→ What to produce: Go through the listing and pick out each line with the word "пребывания" in it.

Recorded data
········

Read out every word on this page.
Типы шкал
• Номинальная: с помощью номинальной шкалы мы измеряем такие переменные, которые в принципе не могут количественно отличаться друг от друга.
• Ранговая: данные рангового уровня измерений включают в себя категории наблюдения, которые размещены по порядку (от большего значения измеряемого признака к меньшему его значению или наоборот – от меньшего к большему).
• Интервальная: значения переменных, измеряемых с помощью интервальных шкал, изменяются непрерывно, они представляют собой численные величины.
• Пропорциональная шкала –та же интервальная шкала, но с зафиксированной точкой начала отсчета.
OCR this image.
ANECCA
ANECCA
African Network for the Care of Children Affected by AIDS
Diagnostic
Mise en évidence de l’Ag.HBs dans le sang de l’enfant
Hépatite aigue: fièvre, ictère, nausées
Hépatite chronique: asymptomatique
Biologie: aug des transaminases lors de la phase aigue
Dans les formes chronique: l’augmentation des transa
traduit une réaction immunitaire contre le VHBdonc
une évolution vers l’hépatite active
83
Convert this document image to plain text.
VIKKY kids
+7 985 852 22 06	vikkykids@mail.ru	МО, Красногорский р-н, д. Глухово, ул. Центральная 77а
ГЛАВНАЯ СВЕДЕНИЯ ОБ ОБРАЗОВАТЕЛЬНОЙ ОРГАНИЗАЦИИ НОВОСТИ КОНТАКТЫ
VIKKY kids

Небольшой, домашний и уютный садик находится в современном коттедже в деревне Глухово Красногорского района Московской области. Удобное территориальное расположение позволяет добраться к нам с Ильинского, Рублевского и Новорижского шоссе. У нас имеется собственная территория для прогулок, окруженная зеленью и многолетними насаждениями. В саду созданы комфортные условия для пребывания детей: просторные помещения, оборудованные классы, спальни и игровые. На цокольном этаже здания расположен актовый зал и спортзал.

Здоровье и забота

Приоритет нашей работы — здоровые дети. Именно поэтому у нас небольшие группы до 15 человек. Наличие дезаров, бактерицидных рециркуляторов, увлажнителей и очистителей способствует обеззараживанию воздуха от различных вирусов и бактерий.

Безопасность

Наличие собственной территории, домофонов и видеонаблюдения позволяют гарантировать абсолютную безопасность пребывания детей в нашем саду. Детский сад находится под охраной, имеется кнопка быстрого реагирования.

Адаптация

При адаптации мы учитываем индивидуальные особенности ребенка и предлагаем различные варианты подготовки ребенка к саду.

········

→ Finished task:
Небольшой, домашний и уютный садик находится в современном коттедже в деревне Глухово Красногорского района Московской области. Удобное территориальное расположение позволяет добраться к нам с Ильинского, Рублевского и Новорижского шоссе. У нас имеется собственная территория для прогулок, окруженная зеленью и многолетними насаждениями. В саду созданы комфортные условия для пребывания детей: просторные помещения, оборудованные классы, спальни и игровые. На цокольном этаже здания расположен актовый зал и спортзал.
Наличие собственной территории, домофонов и видеонаблюдения позволяют гарантировать абсолютную безопасность пребывания детей в нашем саду. Детский сад находится под охраной, имеется кнопка быстрого реагирования.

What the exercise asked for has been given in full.